__WHAT YOU HAVE TO DO__.
Using the listing below, select the lines with the word "more" and copy them.
## START INPUT FOR THIS TASK
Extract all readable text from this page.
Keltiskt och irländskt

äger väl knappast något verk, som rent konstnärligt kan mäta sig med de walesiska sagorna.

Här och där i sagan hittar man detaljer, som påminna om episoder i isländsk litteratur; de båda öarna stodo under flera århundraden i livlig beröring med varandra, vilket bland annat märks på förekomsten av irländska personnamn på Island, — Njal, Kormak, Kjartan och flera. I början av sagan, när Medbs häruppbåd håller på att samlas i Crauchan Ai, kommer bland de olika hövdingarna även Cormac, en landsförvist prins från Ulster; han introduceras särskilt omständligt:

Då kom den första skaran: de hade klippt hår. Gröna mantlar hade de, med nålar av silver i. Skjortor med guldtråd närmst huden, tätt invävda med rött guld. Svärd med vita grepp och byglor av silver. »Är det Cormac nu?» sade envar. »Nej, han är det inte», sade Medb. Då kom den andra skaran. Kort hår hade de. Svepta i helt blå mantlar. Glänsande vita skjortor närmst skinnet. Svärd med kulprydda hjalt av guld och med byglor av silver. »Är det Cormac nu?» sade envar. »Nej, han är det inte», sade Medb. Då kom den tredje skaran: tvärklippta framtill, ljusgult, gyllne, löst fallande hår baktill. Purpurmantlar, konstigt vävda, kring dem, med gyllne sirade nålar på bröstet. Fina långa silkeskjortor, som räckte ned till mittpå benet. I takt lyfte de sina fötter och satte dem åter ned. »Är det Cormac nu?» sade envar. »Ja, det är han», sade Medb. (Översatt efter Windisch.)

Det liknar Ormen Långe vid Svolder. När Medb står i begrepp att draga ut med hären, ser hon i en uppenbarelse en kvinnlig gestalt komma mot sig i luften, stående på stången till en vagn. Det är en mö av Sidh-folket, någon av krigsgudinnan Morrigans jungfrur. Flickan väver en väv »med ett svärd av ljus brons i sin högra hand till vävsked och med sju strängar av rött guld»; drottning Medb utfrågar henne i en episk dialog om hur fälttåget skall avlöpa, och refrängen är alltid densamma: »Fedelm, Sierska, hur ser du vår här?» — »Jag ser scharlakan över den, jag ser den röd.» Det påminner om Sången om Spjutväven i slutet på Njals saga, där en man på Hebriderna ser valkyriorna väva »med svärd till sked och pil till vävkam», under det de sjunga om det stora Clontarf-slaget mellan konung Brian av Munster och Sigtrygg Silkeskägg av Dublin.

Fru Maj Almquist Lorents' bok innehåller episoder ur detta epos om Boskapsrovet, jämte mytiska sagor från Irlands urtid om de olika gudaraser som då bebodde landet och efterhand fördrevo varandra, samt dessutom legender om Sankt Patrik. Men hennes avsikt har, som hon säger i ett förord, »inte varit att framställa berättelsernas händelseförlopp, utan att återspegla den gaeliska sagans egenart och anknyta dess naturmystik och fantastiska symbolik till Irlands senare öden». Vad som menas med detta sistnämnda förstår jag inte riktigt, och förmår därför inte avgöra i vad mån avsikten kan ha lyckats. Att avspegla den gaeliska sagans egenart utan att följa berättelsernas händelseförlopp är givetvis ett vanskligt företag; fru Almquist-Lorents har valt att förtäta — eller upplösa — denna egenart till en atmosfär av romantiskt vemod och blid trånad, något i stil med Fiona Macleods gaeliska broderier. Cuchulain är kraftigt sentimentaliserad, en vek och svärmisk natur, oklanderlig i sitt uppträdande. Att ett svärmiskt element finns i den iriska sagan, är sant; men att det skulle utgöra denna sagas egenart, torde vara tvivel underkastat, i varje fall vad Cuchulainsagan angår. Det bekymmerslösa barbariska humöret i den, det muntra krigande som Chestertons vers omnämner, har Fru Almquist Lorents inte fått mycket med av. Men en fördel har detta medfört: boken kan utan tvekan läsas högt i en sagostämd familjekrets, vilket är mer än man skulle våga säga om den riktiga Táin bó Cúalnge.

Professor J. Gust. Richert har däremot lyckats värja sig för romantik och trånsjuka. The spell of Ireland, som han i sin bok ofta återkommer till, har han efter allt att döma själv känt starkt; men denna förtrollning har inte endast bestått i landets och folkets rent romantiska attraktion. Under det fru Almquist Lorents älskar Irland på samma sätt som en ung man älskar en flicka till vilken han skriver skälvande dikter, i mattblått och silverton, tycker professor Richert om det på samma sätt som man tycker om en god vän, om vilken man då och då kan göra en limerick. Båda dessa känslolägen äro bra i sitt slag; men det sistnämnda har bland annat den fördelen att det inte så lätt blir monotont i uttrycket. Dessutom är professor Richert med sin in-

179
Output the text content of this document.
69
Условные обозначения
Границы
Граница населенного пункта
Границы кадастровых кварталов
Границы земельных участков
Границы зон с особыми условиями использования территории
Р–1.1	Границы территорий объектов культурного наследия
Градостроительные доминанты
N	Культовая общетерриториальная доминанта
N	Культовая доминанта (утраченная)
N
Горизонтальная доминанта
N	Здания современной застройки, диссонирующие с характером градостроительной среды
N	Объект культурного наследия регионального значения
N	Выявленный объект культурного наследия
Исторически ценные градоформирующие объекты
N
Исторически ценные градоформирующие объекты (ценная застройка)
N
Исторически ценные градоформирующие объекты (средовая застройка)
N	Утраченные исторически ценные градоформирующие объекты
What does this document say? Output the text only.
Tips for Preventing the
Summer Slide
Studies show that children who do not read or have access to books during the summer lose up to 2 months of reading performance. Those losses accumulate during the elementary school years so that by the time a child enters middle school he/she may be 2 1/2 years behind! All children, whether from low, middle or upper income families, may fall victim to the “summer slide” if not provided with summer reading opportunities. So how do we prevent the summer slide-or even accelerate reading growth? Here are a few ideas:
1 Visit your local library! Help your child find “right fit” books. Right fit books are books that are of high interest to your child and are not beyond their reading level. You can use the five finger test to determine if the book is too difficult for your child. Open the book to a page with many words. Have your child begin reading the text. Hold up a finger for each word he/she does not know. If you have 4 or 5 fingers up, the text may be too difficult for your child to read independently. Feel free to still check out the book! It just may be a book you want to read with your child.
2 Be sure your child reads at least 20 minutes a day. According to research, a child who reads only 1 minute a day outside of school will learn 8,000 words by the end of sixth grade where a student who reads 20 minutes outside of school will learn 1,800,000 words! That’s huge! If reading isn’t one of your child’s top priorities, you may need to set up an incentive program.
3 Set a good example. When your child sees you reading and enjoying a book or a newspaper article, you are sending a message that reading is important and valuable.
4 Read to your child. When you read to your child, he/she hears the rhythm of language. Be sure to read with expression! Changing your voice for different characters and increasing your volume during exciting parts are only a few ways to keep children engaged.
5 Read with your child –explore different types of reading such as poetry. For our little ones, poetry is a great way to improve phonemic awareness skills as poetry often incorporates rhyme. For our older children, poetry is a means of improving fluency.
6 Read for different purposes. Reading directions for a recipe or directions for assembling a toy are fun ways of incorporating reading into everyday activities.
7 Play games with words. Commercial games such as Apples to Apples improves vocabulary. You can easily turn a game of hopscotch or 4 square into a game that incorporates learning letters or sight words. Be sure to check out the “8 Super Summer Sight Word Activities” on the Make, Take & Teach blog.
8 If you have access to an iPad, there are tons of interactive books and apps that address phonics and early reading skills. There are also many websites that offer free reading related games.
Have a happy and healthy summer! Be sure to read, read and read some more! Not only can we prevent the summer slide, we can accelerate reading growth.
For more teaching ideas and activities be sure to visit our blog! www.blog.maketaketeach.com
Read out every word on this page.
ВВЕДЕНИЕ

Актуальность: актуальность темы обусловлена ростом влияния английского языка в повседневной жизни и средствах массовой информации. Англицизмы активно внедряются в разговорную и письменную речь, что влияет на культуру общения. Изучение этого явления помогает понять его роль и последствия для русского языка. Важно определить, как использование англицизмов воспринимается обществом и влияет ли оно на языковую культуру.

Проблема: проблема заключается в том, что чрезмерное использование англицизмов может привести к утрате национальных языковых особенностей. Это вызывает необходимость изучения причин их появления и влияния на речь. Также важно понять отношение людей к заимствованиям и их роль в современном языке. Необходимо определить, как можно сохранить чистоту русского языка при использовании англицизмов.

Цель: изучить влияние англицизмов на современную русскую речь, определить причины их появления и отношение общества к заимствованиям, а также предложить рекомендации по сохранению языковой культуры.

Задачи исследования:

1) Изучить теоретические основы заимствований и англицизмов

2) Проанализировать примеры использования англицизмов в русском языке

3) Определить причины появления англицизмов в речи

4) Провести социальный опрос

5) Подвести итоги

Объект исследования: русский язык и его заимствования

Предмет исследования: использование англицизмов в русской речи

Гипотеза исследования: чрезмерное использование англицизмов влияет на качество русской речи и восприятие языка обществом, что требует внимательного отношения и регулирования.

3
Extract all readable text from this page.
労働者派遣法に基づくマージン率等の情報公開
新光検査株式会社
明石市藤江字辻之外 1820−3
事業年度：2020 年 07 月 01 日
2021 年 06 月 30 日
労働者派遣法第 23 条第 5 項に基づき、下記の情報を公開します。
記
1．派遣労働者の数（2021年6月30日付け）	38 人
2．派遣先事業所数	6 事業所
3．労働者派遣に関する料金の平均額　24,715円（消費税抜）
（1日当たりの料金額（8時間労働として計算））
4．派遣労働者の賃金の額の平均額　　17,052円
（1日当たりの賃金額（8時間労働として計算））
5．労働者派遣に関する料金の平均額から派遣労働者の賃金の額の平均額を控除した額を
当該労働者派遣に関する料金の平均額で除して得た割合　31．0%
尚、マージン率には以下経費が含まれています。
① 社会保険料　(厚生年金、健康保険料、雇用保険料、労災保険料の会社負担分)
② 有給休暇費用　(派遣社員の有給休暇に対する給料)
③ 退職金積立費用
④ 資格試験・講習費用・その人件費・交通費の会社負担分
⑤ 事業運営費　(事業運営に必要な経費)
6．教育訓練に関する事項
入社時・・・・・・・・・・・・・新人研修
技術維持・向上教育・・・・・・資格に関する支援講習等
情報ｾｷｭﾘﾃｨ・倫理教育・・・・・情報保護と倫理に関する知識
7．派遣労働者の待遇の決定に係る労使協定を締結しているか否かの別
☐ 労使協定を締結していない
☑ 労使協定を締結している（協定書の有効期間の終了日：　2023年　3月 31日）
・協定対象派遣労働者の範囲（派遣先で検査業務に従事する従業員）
## END INPUT FOR THIS TASK
__TASK RESULT__.
Have a happy and healthy summer! Be sure to read, read and read some more! Not only can we prevent the summer slide, we can accelerate reading growth.
For more teaching ideas and activities be sure to visit our blog! www.blog.maketaketeach.com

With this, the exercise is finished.